Begin Exercise materials
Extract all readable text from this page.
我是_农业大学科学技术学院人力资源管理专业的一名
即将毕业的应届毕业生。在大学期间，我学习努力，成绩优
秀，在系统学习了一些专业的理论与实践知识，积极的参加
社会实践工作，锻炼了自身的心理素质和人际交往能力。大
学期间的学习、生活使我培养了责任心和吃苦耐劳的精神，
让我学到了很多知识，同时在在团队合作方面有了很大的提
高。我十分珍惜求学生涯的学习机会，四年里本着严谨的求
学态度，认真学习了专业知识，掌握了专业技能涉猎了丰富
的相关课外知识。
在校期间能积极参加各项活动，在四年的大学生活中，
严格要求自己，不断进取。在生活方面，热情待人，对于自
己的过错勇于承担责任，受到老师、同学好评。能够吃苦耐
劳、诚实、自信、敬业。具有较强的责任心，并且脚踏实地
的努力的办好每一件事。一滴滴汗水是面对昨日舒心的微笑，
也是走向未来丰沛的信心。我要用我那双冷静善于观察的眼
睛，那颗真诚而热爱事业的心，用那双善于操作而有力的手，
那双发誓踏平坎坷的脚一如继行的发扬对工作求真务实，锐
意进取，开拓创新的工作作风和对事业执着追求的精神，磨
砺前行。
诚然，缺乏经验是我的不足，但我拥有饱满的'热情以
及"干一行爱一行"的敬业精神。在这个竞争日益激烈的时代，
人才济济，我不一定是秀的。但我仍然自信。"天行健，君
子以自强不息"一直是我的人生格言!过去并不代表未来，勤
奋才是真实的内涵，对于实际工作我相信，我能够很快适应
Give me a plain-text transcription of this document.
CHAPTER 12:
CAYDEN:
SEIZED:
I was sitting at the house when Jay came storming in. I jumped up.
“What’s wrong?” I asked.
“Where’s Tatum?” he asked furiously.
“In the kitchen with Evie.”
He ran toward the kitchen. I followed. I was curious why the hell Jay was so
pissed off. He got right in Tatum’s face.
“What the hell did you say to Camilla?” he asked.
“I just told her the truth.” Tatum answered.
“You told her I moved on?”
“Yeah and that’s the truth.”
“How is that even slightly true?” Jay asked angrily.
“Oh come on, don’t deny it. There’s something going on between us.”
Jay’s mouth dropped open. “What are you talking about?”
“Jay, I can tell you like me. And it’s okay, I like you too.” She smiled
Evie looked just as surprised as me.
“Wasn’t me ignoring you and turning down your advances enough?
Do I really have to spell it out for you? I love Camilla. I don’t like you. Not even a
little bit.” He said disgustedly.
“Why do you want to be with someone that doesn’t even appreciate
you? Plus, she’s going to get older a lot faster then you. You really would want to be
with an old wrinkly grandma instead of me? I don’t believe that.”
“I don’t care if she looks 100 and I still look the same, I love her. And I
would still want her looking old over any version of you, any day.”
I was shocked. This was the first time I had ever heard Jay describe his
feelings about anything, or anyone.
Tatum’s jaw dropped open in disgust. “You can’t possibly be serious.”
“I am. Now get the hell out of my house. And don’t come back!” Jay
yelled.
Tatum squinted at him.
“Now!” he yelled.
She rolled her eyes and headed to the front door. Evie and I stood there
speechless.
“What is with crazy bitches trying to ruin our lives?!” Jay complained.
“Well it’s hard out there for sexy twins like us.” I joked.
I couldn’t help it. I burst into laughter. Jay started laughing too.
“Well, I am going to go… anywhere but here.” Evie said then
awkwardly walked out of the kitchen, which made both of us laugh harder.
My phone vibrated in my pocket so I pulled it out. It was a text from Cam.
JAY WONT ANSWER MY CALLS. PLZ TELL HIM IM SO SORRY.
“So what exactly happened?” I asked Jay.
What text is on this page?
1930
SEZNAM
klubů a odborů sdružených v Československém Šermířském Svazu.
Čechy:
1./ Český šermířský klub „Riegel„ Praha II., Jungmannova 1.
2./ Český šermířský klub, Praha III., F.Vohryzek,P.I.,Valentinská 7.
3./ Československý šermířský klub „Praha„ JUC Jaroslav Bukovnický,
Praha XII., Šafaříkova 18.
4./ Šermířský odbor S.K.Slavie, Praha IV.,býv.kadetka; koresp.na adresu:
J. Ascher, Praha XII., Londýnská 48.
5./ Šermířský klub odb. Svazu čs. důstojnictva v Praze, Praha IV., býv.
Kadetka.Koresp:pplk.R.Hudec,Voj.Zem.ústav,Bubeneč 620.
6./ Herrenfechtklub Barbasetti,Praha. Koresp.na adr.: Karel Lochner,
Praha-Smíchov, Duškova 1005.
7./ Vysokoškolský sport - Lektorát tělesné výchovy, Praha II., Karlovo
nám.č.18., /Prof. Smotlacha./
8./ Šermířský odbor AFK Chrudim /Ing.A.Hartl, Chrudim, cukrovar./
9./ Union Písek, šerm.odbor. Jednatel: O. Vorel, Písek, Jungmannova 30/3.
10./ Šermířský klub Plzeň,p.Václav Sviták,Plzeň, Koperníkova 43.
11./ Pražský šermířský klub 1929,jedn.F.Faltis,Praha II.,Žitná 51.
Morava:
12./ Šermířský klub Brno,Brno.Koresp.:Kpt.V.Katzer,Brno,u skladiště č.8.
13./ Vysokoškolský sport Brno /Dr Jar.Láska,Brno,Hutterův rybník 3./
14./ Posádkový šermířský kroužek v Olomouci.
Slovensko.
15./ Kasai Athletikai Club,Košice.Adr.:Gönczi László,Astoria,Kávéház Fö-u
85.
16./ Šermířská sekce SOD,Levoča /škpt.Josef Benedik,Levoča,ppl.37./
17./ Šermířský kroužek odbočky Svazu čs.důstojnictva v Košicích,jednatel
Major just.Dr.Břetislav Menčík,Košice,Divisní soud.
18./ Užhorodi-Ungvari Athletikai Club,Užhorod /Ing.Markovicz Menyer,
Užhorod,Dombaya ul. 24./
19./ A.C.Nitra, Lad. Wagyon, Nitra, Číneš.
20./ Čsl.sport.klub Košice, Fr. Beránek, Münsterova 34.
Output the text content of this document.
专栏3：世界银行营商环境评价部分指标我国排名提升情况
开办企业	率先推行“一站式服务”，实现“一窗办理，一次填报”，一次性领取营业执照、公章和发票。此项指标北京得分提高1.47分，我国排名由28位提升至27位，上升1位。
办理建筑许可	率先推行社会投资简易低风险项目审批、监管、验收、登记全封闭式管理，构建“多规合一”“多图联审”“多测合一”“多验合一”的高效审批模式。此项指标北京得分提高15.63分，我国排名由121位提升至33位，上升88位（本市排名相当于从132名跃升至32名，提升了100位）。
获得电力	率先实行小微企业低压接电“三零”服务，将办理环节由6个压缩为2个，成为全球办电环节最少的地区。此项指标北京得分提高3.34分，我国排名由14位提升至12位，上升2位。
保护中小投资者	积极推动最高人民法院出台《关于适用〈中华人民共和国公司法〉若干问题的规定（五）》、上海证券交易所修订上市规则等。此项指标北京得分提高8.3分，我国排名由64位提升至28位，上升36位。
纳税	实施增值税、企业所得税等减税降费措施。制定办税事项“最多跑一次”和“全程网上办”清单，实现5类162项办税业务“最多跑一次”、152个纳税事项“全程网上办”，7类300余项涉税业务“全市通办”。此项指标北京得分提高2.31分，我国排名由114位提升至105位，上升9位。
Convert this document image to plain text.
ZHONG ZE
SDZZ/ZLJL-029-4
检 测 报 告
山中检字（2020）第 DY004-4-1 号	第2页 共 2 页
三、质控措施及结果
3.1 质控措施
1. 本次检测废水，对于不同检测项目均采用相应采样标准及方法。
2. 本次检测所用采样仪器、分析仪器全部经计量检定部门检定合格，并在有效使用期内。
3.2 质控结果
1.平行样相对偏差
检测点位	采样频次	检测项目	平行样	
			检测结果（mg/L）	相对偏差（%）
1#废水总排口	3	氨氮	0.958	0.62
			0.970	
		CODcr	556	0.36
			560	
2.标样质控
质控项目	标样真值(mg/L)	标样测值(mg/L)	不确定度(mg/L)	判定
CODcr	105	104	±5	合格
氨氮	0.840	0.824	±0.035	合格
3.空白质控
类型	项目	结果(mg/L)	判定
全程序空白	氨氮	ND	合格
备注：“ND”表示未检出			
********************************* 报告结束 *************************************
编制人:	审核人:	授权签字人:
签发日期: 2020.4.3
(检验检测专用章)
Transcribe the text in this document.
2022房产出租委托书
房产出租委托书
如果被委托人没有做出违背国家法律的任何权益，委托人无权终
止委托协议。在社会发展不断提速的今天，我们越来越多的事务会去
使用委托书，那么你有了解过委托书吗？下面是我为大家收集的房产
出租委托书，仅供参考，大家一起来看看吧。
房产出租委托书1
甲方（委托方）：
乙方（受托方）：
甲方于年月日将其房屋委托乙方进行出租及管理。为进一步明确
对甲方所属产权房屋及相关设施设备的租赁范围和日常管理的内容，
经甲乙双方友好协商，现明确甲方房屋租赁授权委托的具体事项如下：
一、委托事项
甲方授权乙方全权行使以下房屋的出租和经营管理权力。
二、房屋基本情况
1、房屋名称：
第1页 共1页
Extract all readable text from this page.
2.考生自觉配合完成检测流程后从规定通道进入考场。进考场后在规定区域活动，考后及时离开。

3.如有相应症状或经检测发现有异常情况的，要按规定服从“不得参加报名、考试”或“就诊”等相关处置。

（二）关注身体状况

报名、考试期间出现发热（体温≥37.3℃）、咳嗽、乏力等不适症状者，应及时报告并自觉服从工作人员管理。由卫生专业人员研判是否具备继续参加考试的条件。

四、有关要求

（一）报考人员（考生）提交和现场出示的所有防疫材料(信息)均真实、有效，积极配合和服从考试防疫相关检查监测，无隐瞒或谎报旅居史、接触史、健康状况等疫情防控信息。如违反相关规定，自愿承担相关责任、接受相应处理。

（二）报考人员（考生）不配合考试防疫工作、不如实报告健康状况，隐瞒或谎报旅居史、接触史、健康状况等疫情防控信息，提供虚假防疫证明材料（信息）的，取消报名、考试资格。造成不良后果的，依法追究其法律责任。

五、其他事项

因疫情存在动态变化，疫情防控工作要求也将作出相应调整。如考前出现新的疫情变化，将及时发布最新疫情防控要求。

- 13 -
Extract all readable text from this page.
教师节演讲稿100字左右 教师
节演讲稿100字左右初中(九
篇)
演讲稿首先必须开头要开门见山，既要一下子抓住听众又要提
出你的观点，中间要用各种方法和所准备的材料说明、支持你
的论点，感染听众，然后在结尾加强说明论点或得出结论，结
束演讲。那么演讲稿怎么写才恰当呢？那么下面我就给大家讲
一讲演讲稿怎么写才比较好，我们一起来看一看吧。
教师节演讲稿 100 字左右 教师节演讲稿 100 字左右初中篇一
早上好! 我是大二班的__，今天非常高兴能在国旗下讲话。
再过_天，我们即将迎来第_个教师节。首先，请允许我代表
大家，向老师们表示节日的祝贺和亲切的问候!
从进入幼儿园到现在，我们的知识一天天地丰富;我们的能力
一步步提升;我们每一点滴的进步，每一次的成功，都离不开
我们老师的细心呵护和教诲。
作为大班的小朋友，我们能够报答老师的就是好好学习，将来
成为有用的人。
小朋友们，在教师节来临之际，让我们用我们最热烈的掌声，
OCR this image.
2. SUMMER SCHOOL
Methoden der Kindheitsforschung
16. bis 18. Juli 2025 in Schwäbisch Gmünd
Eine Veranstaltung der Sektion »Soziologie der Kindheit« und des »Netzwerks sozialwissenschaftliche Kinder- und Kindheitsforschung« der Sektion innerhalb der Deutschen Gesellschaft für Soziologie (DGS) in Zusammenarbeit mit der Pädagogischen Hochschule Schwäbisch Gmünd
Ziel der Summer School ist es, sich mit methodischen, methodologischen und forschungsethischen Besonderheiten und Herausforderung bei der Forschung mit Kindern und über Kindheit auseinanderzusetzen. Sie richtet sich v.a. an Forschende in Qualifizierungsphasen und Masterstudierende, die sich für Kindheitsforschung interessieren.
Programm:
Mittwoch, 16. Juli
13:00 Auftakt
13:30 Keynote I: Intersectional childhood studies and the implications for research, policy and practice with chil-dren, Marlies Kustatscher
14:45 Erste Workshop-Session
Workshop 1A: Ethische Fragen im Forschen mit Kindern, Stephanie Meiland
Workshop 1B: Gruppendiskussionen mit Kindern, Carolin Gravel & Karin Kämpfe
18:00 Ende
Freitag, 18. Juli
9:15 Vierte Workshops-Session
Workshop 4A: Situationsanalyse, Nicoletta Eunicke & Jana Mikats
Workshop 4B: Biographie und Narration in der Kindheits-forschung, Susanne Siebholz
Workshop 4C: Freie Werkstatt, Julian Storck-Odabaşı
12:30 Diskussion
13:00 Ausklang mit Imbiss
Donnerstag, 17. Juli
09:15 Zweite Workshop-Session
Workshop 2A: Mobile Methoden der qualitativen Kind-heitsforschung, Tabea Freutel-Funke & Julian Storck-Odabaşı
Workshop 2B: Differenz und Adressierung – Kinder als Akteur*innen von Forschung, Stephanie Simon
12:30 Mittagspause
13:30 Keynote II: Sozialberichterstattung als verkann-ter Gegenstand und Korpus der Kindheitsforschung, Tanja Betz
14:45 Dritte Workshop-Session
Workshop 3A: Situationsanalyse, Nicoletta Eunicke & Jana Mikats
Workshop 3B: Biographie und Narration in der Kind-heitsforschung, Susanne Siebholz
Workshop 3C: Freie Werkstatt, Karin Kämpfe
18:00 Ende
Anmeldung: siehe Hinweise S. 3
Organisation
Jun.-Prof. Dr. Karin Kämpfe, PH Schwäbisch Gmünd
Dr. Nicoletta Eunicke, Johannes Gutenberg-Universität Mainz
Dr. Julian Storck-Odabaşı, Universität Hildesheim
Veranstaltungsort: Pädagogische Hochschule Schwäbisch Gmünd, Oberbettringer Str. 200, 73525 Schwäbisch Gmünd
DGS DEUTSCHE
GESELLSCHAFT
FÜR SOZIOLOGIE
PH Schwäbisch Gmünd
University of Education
End Exercise materials
Task instructions >> Show the lines where the word "Situationsanalyse" appears in the entries.

Output for this task >>
Workshop 4A: Situationsanalyse, Nicoletta Eunicke & Jana Mikats
Workshop 3A: Situationsanalyse, Nicoletta Eunicke & Jana Mikats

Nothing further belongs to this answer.